=== Given task ===
Write out the entries below once more, exactly.

[Extracted data entries]
—————

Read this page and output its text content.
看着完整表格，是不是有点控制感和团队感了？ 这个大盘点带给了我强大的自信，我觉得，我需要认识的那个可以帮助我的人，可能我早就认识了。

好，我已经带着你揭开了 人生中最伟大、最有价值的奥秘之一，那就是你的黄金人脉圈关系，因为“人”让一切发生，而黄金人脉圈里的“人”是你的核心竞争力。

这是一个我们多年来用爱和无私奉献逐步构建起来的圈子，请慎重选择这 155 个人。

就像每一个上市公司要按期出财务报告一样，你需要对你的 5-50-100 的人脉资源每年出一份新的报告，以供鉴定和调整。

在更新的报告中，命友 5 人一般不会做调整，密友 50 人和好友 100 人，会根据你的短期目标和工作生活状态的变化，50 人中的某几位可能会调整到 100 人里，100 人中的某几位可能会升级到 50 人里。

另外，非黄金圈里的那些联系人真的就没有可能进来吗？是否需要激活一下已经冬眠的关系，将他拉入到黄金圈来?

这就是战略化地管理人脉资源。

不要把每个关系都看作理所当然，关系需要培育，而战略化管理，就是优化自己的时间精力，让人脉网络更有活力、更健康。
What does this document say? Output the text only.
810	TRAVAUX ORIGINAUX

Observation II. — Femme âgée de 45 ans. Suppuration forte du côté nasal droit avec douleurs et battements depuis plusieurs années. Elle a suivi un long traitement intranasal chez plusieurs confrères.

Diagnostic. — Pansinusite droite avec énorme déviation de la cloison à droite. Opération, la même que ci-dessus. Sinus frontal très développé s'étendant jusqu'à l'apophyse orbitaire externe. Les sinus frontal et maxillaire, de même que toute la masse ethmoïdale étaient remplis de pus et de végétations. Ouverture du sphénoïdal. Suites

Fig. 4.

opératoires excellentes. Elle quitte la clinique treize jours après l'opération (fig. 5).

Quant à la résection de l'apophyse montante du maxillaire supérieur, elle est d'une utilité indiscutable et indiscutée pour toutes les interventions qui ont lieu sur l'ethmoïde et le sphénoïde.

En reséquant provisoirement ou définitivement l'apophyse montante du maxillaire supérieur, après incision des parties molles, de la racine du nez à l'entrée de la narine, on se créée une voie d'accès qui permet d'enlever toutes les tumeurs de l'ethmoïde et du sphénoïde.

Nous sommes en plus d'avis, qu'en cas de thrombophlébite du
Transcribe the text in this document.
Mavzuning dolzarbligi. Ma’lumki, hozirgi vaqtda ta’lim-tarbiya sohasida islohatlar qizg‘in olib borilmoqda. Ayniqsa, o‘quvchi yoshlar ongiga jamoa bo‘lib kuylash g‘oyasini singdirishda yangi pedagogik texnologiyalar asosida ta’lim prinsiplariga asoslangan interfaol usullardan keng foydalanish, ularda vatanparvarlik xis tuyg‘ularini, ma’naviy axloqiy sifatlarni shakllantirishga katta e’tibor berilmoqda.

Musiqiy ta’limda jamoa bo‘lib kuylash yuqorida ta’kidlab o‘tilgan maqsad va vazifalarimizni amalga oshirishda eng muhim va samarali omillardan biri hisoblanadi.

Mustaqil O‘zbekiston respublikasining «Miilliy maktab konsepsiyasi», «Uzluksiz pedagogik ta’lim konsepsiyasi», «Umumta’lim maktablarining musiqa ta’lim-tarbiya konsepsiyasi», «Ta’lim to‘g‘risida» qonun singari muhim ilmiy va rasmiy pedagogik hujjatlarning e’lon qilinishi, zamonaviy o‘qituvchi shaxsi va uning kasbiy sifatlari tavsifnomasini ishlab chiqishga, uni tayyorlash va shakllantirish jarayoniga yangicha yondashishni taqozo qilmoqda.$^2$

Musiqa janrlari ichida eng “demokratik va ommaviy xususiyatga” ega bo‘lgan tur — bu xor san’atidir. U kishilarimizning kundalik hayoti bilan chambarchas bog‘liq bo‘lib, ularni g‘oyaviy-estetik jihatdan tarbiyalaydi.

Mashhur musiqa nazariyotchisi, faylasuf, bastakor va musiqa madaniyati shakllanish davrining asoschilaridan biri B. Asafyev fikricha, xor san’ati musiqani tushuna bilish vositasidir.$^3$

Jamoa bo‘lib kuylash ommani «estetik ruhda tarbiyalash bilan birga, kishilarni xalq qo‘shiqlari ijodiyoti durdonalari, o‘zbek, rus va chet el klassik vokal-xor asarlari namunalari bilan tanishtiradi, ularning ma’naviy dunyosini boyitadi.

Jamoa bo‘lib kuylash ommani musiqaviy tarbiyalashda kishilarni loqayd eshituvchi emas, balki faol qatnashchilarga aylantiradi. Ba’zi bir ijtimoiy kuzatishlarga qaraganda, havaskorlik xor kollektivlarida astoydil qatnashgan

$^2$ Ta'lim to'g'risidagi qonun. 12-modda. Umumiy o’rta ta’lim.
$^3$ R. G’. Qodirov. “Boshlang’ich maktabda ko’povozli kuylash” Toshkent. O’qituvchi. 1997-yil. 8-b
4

—————

=== Response below ===
Read this page and output its text content.
看着完整表格，是不是有点控制感和团队感了？ 这个大盘点带给了我强大的自信，我觉得，我需要认识的那个可以帮助我的人，可能我早就认识了。

好，我已经带着你揭开了 人生中最伟大、最有价值的奥秘之一，那就是你的黄金人脉圈关系，因为“人”让一切发生，而黄金人脉圈里的“人”是你的核心竞争力。

这是一个我们多年来用爱和无私奉献逐步构建起来的圈子，请慎重选择这 155 个人。

就像每一个上市公司要按期出财务报告一样，你需要对你的 5-50-100 的人脉资源每年出一份新的报告，以供鉴定和调整。

在更新的报告中，命友 5 人一般不会做调整，密友 50 人和好友 100 人，会根据你的短期目标和工作生活状态的变化，50 人中的某几位可能会调整到 100 人里，100 人中的某几位可能会升级到 50 人里。

另外，非黄金圈里的那些联系人真的就没有可能进来吗？是否需要激活一下已经冬眠的关系，将他拉入到黄金圈来?

这就是战略化地管理人脉资源。

不要把每个关系都看作理所当然，关系需要培育，而战略化管理，就是优化自己的时间精力，让人脉网络更有活力、更健康。
What does this document say? Output the text only.
810	TRAVAUX ORIGINAUX

Observation II. — Femme âgée de 45 ans. Suppuration forte du côté nasal droit avec douleurs et battements depuis plusieurs années. Elle a suivi un long traitement intranasal chez plusieurs confrères.

Diagnostic. — Pansinusite droite avec énorme déviation de la cloison à droite. Opération, la même que ci-dessus. Sinus frontal très développé s'étendant jusqu'à l'apophyse orbitaire externe. Les sinus frontal et maxillaire, de même que toute la masse ethmoïdale étaient remplis de pus et de végétations. Ouverture du sphénoïdal. Suites

Fig. 4.

opératoires excellentes. Elle quitte la clinique treize jours après l'opération (fig. 5).

Quant à la résection de l'apophyse montante du maxillaire supérieur, elle est d'une utilité indiscutable et indiscutée pour toutes les interventions qui ont lieu sur l'ethmoïde et le sphénoïde.

En reséquant provisoirement ou définitivement l'apophyse montante du maxillaire supérieur, après incision des parties molles, de la racine du nez à l'entrée de la narine, on se créée une voie d'accès qui permet d'enlever toutes les tumeurs de l'ethmoïde et du sphénoïde.

Nous sommes en plus d'avis, qu'en cas de thrombophlébite du
Transcribe the text in this document.
Mavzuning dolzarbligi. Ma’lumki, hozirgi vaqtda ta’lim-tarbiya sohasida islohatlar qizg‘in olib borilmoqda. Ayniqsa, o‘quvchi yoshlar ongiga jamoa bo‘lib kuylash g‘oyasini singdirishda yangi pedagogik texnologiyalar asosida ta’lim prinsiplariga asoslangan interfaol usullardan keng foydalanish, ularda vatanparvarlik xis tuyg‘ularini, ma’naviy axloqiy sifatlarni shakllantirishga katta e’tibor berilmoqda.

Musiqiy ta’limda jamoa bo‘lib kuylash yuqorida ta’kidlab o‘tilgan maqsad va vazifalarimizni amalga oshirishda eng muhim va samarali omillardan biri hisoblanadi.

Mustaqil O‘zbekiston respublikasining «Miilliy maktab konsepsiyasi», «Uzluksiz pedagogik ta’lim konsepsiyasi», «Umumta’lim maktablarining musiqa ta’lim-tarbiya konsepsiyasi», «Ta’lim to‘g‘risida» qonun singari muhim ilmiy va rasmiy pedagogik hujjatlarning e’lon qilinishi, zamonaviy o‘qituvchi shaxsi va uning kasbiy sifatlari tavsifnomasini ishlab chiqishga, uni tayyorlash va shakllantirish jarayoniga yangicha yondashishni taqozo qilmoqda.$^2$

Musiqa janrlari ichida eng “demokratik va ommaviy xususiyatga” ega bo‘lgan tur — bu xor san’atidir. U kishilarimizning kundalik hayoti bilan chambarchas bog‘liq bo‘lib, ularni g‘oyaviy-estetik jihatdan tarbiyalaydi.

Mashhur musiqa nazariyotchisi, faylasuf, bastakor va musiqa madaniyati shakllanish davrining asoschilaridan biri B. Asafyev fikricha, xor san’ati musiqani tushuna bilish vositasidir.$^3$

Jamoa bo‘lib kuylash ommani «estetik ruhda tarbiyalash bilan birga, kishilarni xalq qo‘shiqlari ijodiyoti durdonalari, o‘zbek, rus va chet el klassik vokal-xor asarlari namunalari bilan tanishtiradi, ularning ma’naviy dunyosini boyitadi.

Jamoa bo‘lib kuylash ommani musiqaviy tarbiyalashda kishilarni loqayd eshituvchi emas, balki faol qatnashchilarga aylantiradi. Ba’zi bir ijtimoiy kuzatishlarga qaraganda, havaskorlik xor kollektivlarida astoydil qatnashgan

$^2$ Ta'lim to'g'risidagi qonun. 12-modda. Umumiy o’rta ta’lim.
$^3$ R. G’. Qodirov. “Boshlang’ich maktabda ko’povozli kuylash” Toshkent. O’qituvchi. 1997-yil. 8-b
4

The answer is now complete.